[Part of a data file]
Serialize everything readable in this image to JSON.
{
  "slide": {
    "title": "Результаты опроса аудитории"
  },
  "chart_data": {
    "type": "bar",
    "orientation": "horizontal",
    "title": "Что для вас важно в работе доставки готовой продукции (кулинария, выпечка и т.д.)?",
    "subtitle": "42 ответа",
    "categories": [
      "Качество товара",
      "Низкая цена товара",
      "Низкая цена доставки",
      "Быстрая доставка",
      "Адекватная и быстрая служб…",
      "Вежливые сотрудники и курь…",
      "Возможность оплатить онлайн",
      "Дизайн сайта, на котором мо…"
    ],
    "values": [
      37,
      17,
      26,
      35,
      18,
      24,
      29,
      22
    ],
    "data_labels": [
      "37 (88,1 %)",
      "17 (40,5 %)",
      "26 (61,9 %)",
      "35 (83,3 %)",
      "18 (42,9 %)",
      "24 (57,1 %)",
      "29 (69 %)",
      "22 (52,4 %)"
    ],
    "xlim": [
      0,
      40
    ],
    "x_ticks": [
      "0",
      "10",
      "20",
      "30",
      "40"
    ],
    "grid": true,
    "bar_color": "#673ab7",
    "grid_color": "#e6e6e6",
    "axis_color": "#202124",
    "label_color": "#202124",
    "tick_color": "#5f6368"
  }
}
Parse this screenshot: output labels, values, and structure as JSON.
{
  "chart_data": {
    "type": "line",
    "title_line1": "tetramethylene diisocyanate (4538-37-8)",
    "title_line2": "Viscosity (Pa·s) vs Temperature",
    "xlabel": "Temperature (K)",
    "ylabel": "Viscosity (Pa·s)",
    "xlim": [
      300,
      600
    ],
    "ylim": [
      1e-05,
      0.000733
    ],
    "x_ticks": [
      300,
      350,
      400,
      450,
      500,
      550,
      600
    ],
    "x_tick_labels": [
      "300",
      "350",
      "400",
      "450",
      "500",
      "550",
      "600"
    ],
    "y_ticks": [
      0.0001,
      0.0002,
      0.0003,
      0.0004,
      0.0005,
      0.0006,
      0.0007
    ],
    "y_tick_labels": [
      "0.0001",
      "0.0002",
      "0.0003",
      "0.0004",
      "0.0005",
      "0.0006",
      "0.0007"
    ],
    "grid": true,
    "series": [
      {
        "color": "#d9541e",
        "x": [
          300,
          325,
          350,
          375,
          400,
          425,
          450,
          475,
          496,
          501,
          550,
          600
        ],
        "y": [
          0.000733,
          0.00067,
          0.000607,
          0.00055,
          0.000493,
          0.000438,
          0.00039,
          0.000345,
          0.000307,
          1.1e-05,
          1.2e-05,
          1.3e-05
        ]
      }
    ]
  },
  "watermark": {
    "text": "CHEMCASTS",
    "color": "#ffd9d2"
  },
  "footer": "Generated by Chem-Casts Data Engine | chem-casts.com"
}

**SHORT TASK**: Which lines in the records above contain the string "Viscosity"? Copy each one.

**RESPONSE TO THE TASK**:
    "title_line2": "Viscosity (Pa·s) vs Temperature",
    "ylabel": "Viscosity (Pa·s)",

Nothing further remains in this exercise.